Using the listing below, select the lines with the word "xlabel" and copy them.

Excerpted records start

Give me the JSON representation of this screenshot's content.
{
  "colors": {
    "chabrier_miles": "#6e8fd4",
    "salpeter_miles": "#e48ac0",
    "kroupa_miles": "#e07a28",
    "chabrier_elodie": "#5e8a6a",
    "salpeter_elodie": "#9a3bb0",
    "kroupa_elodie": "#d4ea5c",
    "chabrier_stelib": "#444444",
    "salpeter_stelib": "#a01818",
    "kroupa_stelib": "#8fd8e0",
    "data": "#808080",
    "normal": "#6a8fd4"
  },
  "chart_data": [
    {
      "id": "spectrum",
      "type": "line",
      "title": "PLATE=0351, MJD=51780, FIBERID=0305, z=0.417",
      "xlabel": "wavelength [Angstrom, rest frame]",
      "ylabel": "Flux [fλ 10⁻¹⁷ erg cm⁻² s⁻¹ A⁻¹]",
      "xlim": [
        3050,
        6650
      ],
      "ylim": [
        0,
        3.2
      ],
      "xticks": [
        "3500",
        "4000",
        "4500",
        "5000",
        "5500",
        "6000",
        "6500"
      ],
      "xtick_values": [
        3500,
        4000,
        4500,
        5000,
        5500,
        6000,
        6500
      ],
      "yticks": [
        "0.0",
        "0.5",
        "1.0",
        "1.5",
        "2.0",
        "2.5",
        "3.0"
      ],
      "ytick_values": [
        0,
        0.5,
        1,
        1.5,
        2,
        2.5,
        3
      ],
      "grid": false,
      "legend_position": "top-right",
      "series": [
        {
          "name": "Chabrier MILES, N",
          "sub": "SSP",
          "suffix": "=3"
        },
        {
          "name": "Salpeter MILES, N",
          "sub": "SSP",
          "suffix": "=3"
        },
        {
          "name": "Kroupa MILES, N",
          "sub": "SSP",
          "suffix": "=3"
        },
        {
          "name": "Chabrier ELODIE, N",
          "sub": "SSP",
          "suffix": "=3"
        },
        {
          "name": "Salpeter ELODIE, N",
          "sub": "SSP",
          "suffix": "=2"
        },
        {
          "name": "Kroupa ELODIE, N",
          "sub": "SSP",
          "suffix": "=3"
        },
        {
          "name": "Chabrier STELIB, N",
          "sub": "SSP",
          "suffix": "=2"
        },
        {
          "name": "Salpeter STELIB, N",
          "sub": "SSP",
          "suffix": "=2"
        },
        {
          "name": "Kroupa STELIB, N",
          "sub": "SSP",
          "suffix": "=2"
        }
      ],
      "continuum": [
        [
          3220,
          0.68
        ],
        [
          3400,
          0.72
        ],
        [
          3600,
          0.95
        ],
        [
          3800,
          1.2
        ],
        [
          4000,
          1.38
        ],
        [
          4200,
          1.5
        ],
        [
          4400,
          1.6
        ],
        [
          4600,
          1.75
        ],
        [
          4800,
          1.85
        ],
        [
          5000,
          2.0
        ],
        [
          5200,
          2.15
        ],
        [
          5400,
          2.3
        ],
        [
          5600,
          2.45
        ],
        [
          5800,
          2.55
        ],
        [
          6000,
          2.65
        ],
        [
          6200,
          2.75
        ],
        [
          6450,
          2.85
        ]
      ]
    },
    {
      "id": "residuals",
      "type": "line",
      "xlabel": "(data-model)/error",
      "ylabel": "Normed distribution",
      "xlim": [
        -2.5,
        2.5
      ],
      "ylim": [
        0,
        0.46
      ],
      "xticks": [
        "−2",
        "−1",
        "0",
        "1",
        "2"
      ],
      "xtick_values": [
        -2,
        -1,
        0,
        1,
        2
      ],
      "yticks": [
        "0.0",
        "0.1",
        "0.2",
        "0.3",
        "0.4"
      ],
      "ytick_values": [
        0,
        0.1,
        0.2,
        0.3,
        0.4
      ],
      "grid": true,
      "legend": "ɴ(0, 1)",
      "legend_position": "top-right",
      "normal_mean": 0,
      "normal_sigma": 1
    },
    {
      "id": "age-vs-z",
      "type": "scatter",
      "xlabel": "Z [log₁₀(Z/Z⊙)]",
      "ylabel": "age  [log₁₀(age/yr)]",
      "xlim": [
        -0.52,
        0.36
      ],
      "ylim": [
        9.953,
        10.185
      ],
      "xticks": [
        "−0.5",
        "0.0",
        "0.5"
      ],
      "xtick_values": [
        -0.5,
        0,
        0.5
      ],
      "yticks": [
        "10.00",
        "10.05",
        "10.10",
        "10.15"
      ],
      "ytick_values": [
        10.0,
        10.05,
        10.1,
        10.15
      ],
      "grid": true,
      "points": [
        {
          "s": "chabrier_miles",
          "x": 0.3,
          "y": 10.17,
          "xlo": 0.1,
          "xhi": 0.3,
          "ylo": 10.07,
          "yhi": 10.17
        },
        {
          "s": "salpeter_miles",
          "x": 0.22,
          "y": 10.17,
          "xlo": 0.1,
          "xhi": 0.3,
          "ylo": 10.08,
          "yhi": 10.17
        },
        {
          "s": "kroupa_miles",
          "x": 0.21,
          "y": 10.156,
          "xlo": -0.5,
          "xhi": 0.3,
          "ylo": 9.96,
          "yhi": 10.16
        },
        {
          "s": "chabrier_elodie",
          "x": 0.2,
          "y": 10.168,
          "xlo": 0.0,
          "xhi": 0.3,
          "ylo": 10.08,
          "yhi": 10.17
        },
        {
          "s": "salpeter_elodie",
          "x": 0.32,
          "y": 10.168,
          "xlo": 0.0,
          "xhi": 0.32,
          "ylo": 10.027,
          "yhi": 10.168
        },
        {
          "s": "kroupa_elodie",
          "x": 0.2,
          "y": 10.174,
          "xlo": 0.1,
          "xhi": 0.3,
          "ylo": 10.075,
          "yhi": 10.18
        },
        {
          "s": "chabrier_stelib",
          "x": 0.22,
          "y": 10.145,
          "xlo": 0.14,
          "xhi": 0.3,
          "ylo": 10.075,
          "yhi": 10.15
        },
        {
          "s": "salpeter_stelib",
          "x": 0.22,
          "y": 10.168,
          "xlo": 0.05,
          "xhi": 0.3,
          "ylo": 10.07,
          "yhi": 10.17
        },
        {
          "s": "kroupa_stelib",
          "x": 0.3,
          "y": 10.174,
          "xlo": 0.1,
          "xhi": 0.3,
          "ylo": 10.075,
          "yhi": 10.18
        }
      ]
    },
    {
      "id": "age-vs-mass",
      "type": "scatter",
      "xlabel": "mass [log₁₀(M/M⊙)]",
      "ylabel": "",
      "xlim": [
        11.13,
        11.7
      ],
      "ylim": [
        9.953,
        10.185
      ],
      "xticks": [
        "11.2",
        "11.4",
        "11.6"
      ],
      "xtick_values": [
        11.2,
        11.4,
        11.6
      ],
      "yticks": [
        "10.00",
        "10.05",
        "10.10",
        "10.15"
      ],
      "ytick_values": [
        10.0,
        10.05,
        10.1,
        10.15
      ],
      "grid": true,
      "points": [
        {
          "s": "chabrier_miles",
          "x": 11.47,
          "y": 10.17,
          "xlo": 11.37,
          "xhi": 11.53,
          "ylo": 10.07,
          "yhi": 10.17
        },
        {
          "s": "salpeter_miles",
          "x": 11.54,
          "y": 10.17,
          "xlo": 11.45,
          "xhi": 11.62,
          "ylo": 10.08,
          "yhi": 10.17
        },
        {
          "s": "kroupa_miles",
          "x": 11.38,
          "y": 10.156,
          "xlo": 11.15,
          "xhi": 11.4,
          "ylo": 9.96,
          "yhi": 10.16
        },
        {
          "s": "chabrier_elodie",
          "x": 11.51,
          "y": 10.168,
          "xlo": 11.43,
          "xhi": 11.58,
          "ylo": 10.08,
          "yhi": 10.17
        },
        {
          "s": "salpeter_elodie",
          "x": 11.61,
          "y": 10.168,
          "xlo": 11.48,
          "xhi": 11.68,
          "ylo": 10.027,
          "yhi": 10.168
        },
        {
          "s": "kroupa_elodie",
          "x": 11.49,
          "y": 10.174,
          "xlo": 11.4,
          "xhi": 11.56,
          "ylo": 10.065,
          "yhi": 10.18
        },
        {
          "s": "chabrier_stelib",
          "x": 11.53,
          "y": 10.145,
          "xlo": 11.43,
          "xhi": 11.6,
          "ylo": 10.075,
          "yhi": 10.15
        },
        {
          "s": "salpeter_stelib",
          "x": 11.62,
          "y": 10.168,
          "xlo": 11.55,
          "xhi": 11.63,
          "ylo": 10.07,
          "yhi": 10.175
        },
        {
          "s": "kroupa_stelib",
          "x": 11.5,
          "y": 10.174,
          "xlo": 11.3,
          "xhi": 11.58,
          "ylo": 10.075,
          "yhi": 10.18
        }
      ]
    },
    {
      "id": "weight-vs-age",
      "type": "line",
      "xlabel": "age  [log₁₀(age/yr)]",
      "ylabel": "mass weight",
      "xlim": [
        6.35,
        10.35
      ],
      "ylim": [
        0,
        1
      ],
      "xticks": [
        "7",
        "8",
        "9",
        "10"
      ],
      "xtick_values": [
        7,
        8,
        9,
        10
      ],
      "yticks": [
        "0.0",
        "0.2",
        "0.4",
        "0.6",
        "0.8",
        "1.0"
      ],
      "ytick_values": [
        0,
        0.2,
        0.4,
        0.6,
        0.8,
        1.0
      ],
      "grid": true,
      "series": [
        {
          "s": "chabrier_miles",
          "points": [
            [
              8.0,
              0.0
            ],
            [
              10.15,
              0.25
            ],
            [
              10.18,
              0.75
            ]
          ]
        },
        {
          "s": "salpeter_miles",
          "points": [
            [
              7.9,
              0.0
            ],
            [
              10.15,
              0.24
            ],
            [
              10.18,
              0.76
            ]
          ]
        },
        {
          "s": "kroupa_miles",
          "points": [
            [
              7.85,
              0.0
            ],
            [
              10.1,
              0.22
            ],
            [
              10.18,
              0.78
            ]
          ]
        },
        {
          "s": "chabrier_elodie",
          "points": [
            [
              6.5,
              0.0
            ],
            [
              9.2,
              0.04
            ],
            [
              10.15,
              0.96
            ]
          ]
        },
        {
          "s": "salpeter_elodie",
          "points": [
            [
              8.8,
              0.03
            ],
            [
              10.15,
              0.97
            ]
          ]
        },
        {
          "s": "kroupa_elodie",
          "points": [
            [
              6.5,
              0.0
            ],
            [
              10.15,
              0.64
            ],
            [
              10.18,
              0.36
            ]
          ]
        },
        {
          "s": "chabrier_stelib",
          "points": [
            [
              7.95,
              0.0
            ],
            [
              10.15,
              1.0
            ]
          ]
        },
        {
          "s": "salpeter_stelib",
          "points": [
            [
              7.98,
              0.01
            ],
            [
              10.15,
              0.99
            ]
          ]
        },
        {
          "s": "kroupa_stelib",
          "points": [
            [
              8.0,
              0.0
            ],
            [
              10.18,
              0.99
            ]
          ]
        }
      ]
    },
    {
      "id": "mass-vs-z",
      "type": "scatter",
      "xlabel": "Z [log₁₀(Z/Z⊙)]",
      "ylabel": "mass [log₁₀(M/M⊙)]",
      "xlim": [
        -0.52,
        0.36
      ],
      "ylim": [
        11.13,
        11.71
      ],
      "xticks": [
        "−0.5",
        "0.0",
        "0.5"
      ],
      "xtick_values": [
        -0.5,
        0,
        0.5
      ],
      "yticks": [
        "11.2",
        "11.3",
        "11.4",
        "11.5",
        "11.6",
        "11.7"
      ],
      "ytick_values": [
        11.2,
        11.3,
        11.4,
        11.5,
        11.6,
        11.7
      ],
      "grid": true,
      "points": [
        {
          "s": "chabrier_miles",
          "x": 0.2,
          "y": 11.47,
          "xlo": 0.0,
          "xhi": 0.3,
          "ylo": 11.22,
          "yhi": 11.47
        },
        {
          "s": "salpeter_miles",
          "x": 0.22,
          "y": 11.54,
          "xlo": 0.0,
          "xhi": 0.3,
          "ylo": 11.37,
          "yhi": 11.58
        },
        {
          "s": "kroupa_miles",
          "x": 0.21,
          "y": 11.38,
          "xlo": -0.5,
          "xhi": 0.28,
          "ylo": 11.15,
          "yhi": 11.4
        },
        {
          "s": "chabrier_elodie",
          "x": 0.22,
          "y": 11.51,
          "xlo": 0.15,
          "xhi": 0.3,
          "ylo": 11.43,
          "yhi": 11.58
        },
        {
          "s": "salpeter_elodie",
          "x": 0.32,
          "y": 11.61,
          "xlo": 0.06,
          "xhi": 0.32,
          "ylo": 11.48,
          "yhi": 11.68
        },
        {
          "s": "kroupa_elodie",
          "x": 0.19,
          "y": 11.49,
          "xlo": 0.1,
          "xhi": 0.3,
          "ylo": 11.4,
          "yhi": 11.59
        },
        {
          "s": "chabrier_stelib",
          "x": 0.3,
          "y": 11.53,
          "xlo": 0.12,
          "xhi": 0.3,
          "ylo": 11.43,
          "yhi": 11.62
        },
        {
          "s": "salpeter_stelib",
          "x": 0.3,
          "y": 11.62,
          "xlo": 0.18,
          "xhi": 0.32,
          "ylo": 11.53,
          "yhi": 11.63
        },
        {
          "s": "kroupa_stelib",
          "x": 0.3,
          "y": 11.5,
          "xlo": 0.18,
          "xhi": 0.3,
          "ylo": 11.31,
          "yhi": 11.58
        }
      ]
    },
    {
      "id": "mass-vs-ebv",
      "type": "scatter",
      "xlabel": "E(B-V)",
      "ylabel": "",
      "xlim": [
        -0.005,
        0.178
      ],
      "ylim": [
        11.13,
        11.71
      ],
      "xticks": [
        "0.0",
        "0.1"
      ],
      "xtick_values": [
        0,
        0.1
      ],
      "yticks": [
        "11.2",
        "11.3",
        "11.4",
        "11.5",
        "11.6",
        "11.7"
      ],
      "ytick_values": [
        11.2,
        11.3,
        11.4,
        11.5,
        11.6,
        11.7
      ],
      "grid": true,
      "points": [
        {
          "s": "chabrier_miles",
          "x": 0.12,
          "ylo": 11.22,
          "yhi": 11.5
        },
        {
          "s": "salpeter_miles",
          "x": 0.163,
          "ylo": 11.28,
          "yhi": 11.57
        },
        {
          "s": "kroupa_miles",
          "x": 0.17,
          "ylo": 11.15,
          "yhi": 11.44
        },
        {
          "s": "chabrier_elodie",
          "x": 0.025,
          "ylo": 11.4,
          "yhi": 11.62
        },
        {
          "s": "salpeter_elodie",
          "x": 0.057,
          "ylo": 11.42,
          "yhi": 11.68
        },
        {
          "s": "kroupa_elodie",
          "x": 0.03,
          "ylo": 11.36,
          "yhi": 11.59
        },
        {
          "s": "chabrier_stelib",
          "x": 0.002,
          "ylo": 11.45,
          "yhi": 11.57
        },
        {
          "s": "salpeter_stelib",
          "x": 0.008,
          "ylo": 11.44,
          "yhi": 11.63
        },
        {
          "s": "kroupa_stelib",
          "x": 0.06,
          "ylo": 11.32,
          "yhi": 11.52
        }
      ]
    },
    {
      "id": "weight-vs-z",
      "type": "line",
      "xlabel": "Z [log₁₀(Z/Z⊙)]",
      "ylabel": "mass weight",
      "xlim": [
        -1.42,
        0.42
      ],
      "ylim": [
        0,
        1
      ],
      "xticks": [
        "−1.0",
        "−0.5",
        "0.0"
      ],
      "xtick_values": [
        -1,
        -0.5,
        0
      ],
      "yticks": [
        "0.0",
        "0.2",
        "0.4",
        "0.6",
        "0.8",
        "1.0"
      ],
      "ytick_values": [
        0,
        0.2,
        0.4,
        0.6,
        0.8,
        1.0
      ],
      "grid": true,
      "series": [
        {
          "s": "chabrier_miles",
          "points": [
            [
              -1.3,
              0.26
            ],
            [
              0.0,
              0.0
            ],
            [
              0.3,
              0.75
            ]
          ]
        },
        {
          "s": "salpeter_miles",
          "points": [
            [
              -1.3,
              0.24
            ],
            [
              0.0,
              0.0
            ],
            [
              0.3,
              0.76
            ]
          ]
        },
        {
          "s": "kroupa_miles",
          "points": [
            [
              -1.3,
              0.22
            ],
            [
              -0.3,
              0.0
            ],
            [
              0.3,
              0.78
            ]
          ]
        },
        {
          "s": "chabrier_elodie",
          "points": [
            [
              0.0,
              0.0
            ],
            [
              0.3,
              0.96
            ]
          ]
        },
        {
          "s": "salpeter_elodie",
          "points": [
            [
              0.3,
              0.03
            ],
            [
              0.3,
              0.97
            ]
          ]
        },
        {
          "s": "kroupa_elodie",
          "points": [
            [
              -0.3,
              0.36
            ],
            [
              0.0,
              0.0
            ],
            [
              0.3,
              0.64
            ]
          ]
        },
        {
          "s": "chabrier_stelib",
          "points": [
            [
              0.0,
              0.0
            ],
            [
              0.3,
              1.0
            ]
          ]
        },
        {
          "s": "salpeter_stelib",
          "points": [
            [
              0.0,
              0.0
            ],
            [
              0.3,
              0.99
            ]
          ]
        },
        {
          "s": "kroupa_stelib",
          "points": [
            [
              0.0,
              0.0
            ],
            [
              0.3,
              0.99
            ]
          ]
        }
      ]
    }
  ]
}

Excerpted records end

Right answer:
      "xlabel": "wavelength [Angstrom, rest frame]",
      "xlabel": "(data-model)/error",
      "xlabel": "Z [log₁₀(Z/Z⊙)]",
      "xlabel": "mass [log₁₀(M/M⊙)]",
      "xlabel": "age  [log₁₀(age/yr)]",
      "xlabel": "Z [log₁₀(Z/Z⊙)]",
      "xlabel": "E(B-V)",
      "xlabel": "Z [log₁₀(Z/Z⊙)]",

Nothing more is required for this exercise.